▶ **RECORDS FOR THIS EXERCISE**:
====
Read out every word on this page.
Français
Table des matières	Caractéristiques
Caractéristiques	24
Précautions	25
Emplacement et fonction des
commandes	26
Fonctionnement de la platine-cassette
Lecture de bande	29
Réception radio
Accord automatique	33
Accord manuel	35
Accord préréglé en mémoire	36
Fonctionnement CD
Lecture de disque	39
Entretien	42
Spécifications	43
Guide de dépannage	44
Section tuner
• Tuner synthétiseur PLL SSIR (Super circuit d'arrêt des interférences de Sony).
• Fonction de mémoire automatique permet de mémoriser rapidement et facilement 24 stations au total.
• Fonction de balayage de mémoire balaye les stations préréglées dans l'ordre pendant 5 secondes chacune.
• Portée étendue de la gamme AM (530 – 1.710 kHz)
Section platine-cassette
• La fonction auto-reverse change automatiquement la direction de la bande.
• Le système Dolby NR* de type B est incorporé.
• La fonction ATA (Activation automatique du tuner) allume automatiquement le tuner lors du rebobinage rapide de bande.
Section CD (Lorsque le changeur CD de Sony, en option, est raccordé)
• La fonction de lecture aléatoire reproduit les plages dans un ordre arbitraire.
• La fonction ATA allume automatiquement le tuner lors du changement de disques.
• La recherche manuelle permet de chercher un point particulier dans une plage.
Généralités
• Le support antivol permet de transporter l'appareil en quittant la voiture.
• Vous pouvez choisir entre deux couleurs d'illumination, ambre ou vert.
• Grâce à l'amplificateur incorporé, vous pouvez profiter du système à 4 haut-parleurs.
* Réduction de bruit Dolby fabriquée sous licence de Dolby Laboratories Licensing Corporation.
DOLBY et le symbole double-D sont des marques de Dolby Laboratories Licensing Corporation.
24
====
▶ **STATED EXERCISE**: Filter the records, keeping only lines that contain "incorporé", and show those lines.

▶ **ANSWER TO THIS PROBLEM**:
• Le système Dolby NR* de type B est incorporé.
• Grâce à l'amplificateur incorporé, vous pouvez profiter du système à 4 haut-parleurs.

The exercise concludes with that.